Extracted data entries:
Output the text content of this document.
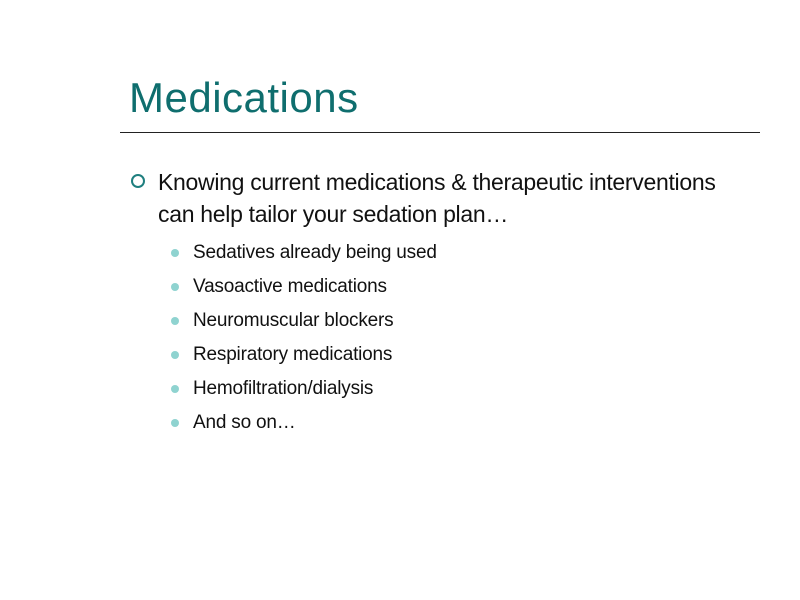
Medications
Knowing current medications & therapeutic interventions can help tailor your sedation plan…
Sedatives already being used
Vasoactive medications
Neuromuscular blockers
Respiratory medications
Hemofiltration/dialysis
And so on…
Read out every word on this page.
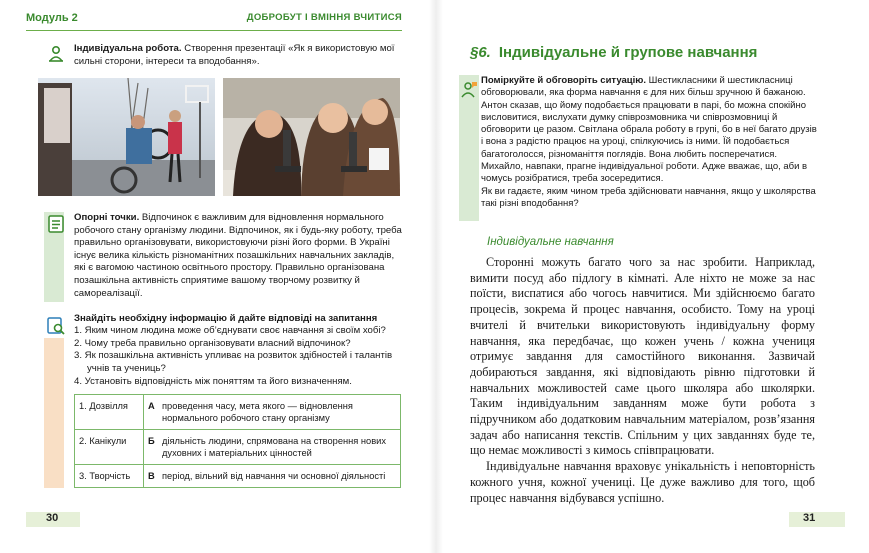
Модуль 2	ДОБРОБУТ І ВМІННЯ ВЧИТИСЯ
Індивідуальна робота. Створення презентації «Як я використовую мої сильні сторони, інтереси та вподобання».
Опорні точки. Відпочинок є важливим для відновлення нормального робочого стану організму людини. Відпочинок, як і будь-яку роботу, треба правильно організовувати, використовуючи різні його форми. В Україні існує велика кількість різноманітних позашкільних навчальних закладів, які є вагомою частиною освітнього простору. Правильно організована позашкільна активність сприятиме вашому творчому розвитку й самореалізації.
Знайдіть необхідну інформацію й дайте відповіді на запитання
1. Яким чином людина може об’єднувати своє навчання зі своїм хобі?
2. Чому треба правильно організовувати власний відпочинок?
3. Як позашкільна активність упливає на розвиток здібностей і талантів
учнів та учениць?
4. Установіть відповідність між поняттям та його визначенням.
1. Дозвілля	А	проведення часу, мета якого — відновлення нормального робочого стану організму
2. Канікули	Б	діяльність людини, спрямована на створення нових духовних і матеріальних цінностей
3. Творчість	В	період, вільний від навчання чи основної діяльності
30
§6. Індивідуальне й групове навчання
Поміркуйте й обговоріть ситуацію. Шестикласники й шестикласниці обговорювали, яка форма навчання є для них більш зручною й бажаною. Антон сказав, що йому подобається працювати в парі, бо можна спокійно висловитися, вислухати думку співрозмовника чи співрозмовниці й обговорити це разом. Світлана обрала роботу в групі, бо в неї багато друзів і вона з радістю працює на уроці, спілкуючись із ними. Їй подобається багатоголосся, різноманіття поглядів. Вона любить посперечатися. Михайло, навпаки, прагне індивідуальної роботи. Адже вважає, що, аби в чомусь розібратися, треба зосередитися.
Як ви гадаєте, яким чином треба здійснювати навчання, якщо у школярства такі різні вподобання?
Індивідуальне навчання

Сторонні можуть багато чого за нас зробити. Наприклад, вимити посуд або підлогу в кімнаті. Але ніхто не може за нас поїсти, виспатися або чогось навчитися. Ми здійснюємо багато процесів, зокрема й процес навчання, особисто. Тому на уроці вчителі й вчительки використовують індивідуальну форму навчання, яка передбачає, що кожен учень / кожна учениця отримує завдання для самостійного виконання. Зазвичай добираються завдання, які відповідають рівню підготовки й навчальних можливостей саме цього школяра або школярки. Таким індивідуальним завданням може бути робота з підручником або додатковим навчальним матеріалом, розв’язання задач або написання текстів. Спільним у цих завданнях буде те, що немає можливості з кимось співпрацювати.

Індивідуальне навчання враховує унікальність і неповторність кожного учня, кожної учениці. Це дуже важливо для того, щоб процес навчання відбувався успішно.

31
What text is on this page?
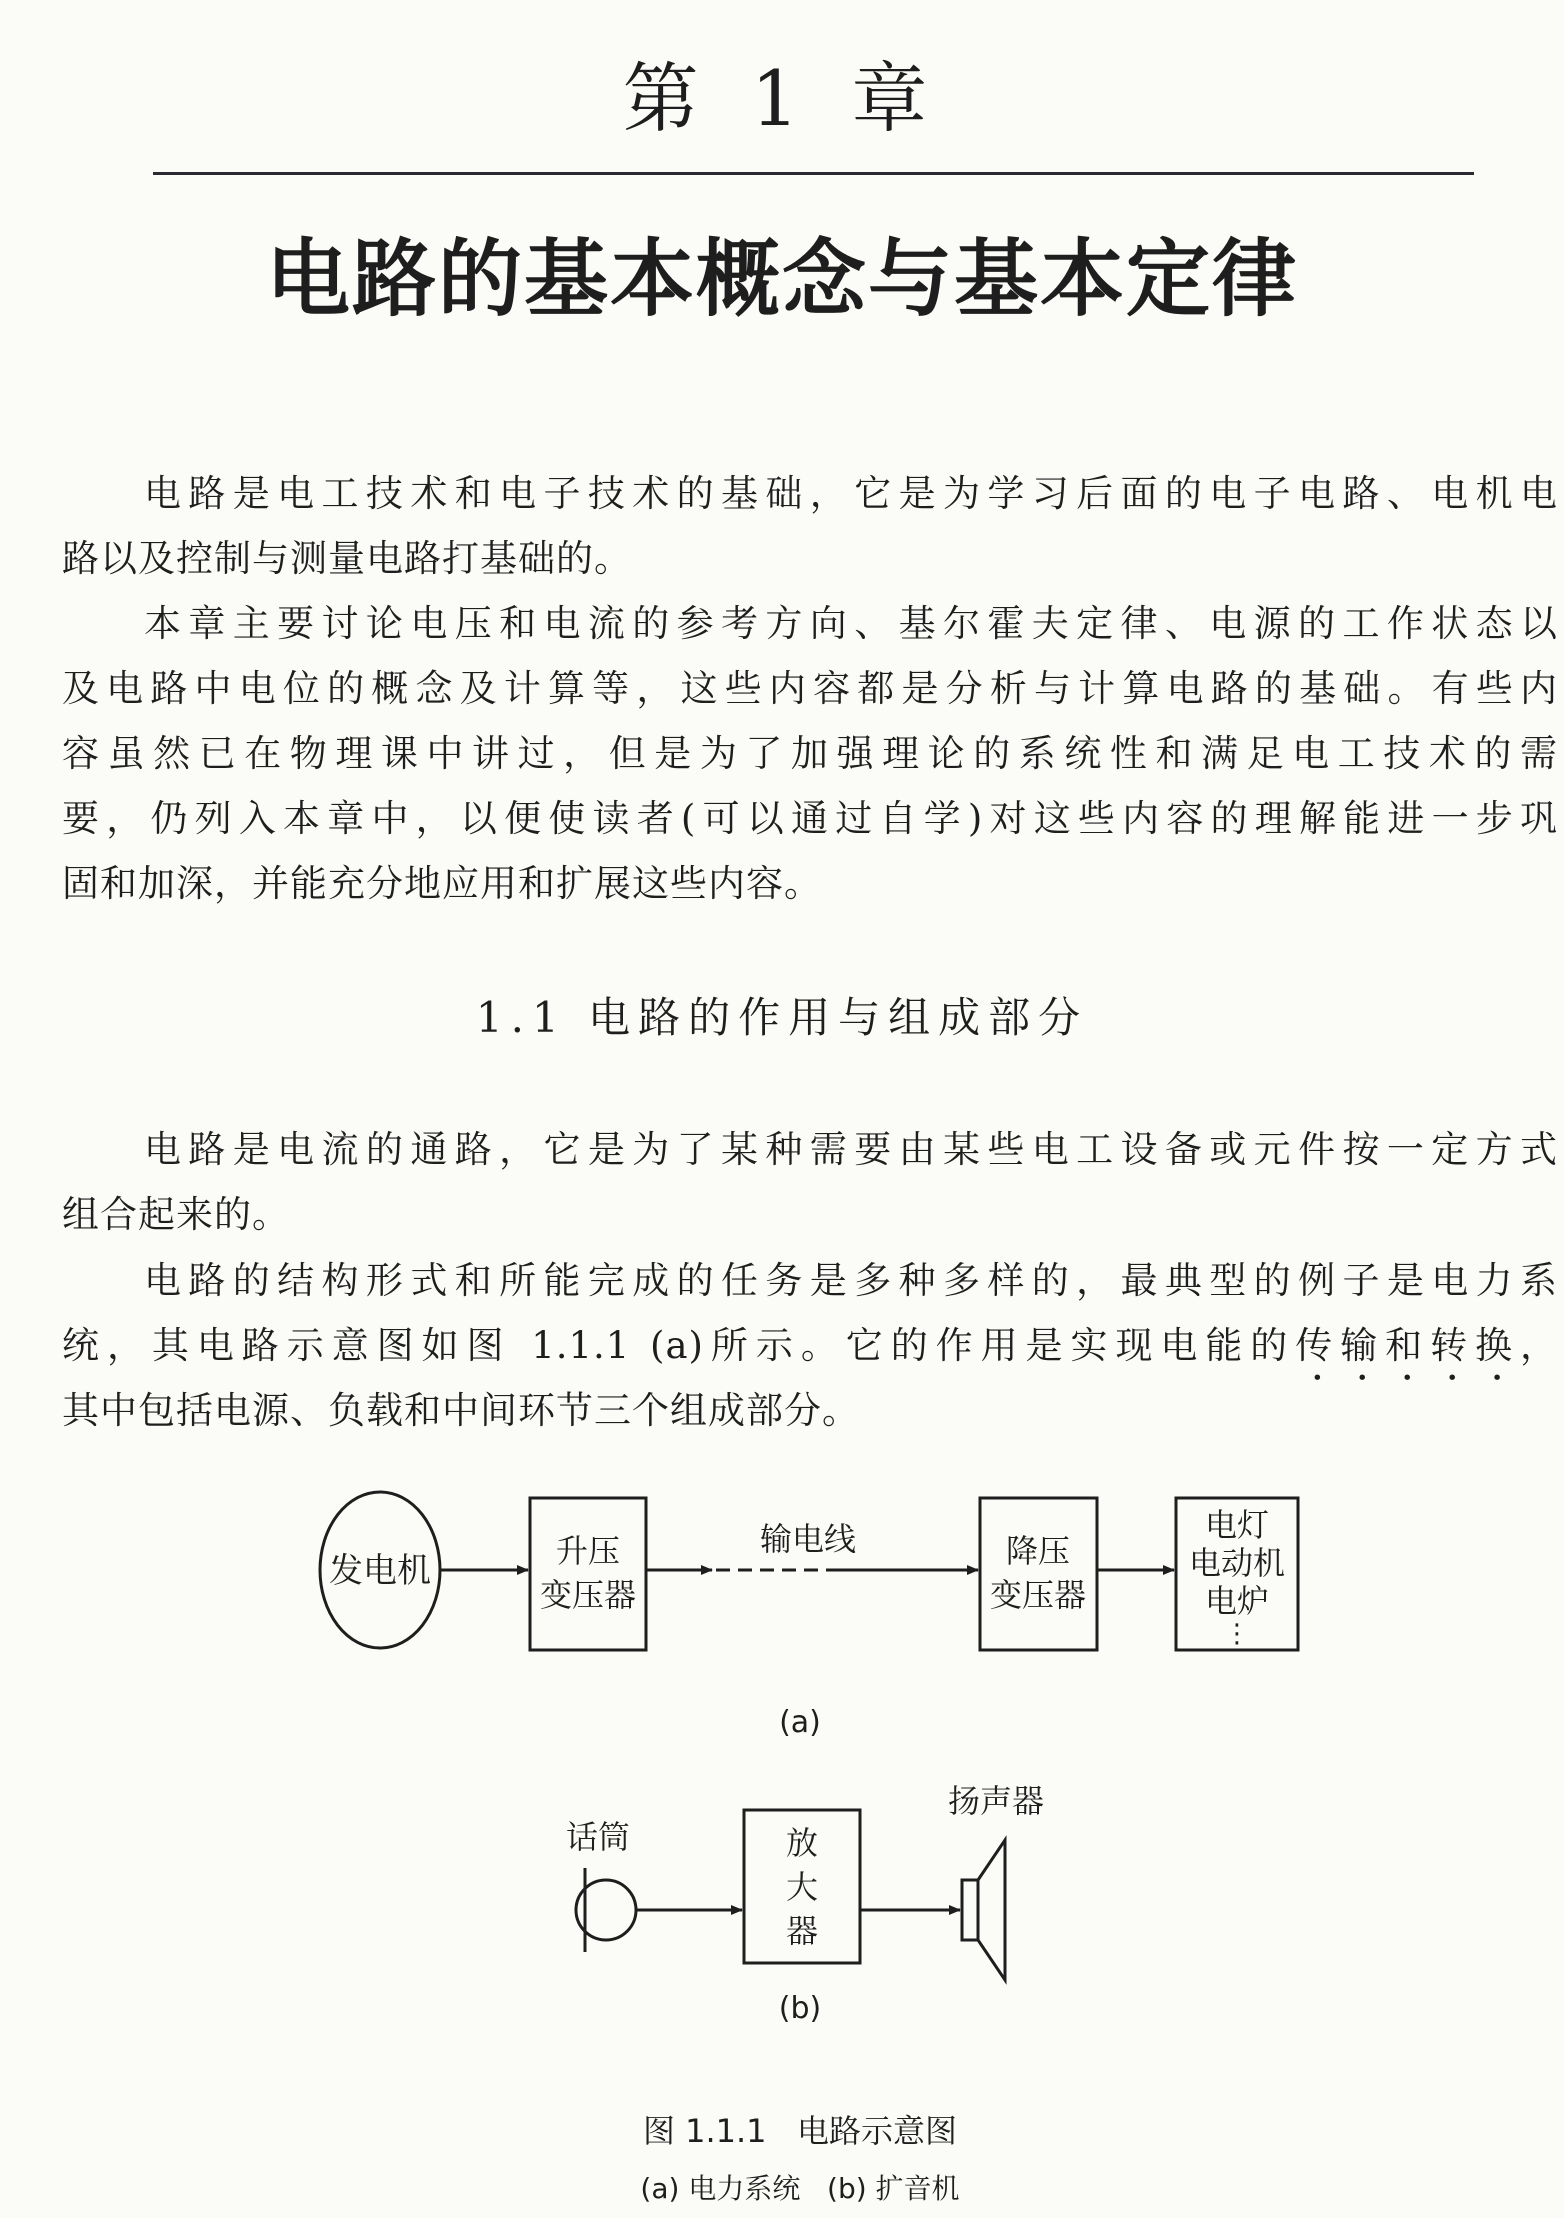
第 1 章
电路的基本概念与基本定律
电路是电工技术和电子技术的基础，它是为学习后面的电子电路、电机电
路以及控制与测量电路打基础的。
本章主要讨论电压和电流的参考方向、基尔霍夫定律、电源的工作状态以
及电路中电位的概念及计算等，这些内容都是分析与计算电路的基础。有些内
容虽然已在物理课中讲过，但是为了加强理论的系统性和满足电工技术的需
要，仍列入本章中，以便使读者(可以通过自学)对这些内容的理解能进一步巩
固和加深，并能充分地应用和扩展这些内容。
1.1 电路的作用与组成部分
电路是电流的通路，它是为了某种需要由某些电工设备或元件按一定方式
组合起来的。
电路的结构形式和所能完成的任务是多种多样的，最典型的例子是电力系
统，其电路示意图如图 1.1.1 (a)所示。它的作用是实现电能的传输和转换，
其中包括电源、负载和中间环节三个组成部分。
发电机	升压
变压器
输电线	降压
变压器
电灯
电动机
电炉
⋮
(a)
话筒	放
大
器
扬声器
(b)
图 1.1.1   电路示意图
(a) 电力系统   (b) 扩音机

**Task goal:**
Within the listing above, copy each line that has the string "чином".

**Task solution:**
1. Яким чином людина може об’єднувати своє навчання зі своїм хобі?
Як ви гадаєте, яким чином треба здійснювати навчання, якщо у школярства такі різні вподобання?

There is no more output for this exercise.